TO BE DONE: Below are some records; give them all again exactly, but not the pictures.

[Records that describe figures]
· · · · · · ·
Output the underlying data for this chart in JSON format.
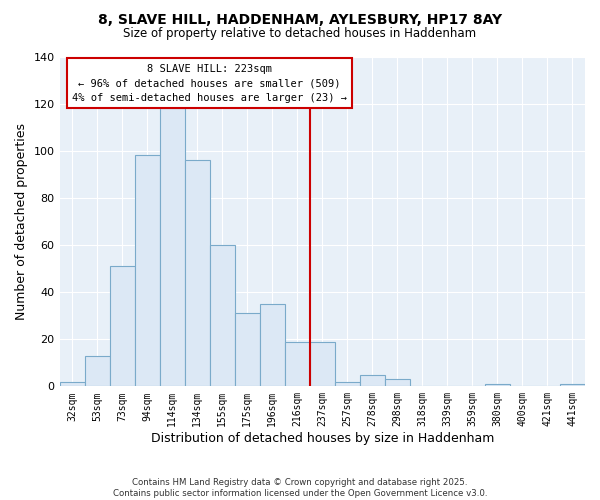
{
  "title": "8, SLAVE HILL, HADDENHAM, AYLESBURY, HP17 8AY",
  "subtitle": "Size of property relative to detached houses in Haddenham",
  "xlabel": "Distribution of detached houses by size in Haddenham",
  "ylabel": "Number of detached properties",
  "bar_color": "#dce8f5",
  "bar_edge_color": "#7aaaca",
  "categories": [
    "32sqm",
    "53sqm",
    "73sqm",
    "94sqm",
    "114sqm",
    "134sqm",
    "155sqm",
    "175sqm",
    "196sqm",
    "216sqm",
    "237sqm",
    "257sqm",
    "278sqm",
    "298sqm",
    "318sqm",
    "339sqm",
    "359sqm",
    "380sqm",
    "400sqm",
    "421sqm",
    "441sqm"
  ],
  "values": [
    2,
    13,
    51,
    98,
    118,
    96,
    60,
    31,
    35,
    19,
    19,
    2,
    5,
    3,
    0,
    0,
    0,
    1,
    0,
    0,
    1
  ],
  "ylim": [
    0,
    140
  ],
  "yticks": [
    0,
    20,
    40,
    60,
    80,
    100,
    120,
    140
  ],
  "vline_x": 9.5,
  "vline_color": "#cc0000",
  "annotation_title": "8 SLAVE HILL: 223sqm",
  "annotation_line1": "← 96% of detached houses are smaller (509)",
  "annotation_line2": "4% of semi-detached houses are larger (23) →",
  "annotation_box_facecolor": "#ffffff",
  "annotation_box_edgecolor": "#cc0000",
  "footer1": "Contains HM Land Registry data © Crown copyright and database right 2025.",
  "footer2": "Contains public sector information licensed under the Open Government Licence v3.0.",
  "bg_color": "#ffffff",
  "plot_bg_color": "#e8f0f8",
  "grid_color": "#ffffff"
}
· · · · · · ·
EXERCISE RESULT:
Output the underlying data for this chart in JSON format.
{
  "title": "8, SLAVE HILL, HADDENHAM, AYLESBURY, HP17 8AY",
  "subtitle": "Size of property relative to detached houses in Haddenham",
  "xlabel": "Distribution of detached houses by size in Haddenham",
  "ylabel": "Number of detached properties",
  "bar_color": "#dce8f5",
  "bar_edge_color": "#7aaaca",
  "categories": [
    "32sqm",
    "53sqm",
    "73sqm",
    "94sqm",
    "114sqm",
    "134sqm",
    "155sqm",
    "175sqm",
    "196sqm",
    "216sqm",
    "237sqm",
    "257sqm",
    "278sqm",
    "298sqm",
    "318sqm",
    "339sqm",
    "359sqm",
    "380sqm",
    "400sqm",
    "421sqm",
    "441sqm"
  ],
  "values": [
    2,
    13,
    51,
    98,
    118,
    96,
    60,
    31,
    35,
    19,
    19,
    2,
    5,
    3,
    0,
    0,
    0,
    1,
    0,
    0,
    1
  ],
  "ylim": [
    0,
    140
  ],
  "yticks": [
    0,
    20,
    40,
    60,
    80,
    100,
    120,
    140
  ],
  "vline_x": 9.5,
  "vline_color": "#cc0000",
  "annotation_title": "8 SLAVE HILL: 223sqm",
  "annotation_line1": "← 96% of detached houses are smaller (509)",
  "annotation_line2": "4% of semi-detached houses are larger (23) →",
  "annotation_box_facecolor": "#ffffff",
  "annotation_box_edgecolor": "#cc0000",
  "footer1": "Contains HM Land Registry data © Crown copyright and database right 2025.",
  "footer2": "Contains public sector information licensed under the Open Government Licence v3.0.",
  "bg_color": "#ffffff",
  "plot_bg_color": "#e8f0f8",
  "grid_color": "#ffffff"
}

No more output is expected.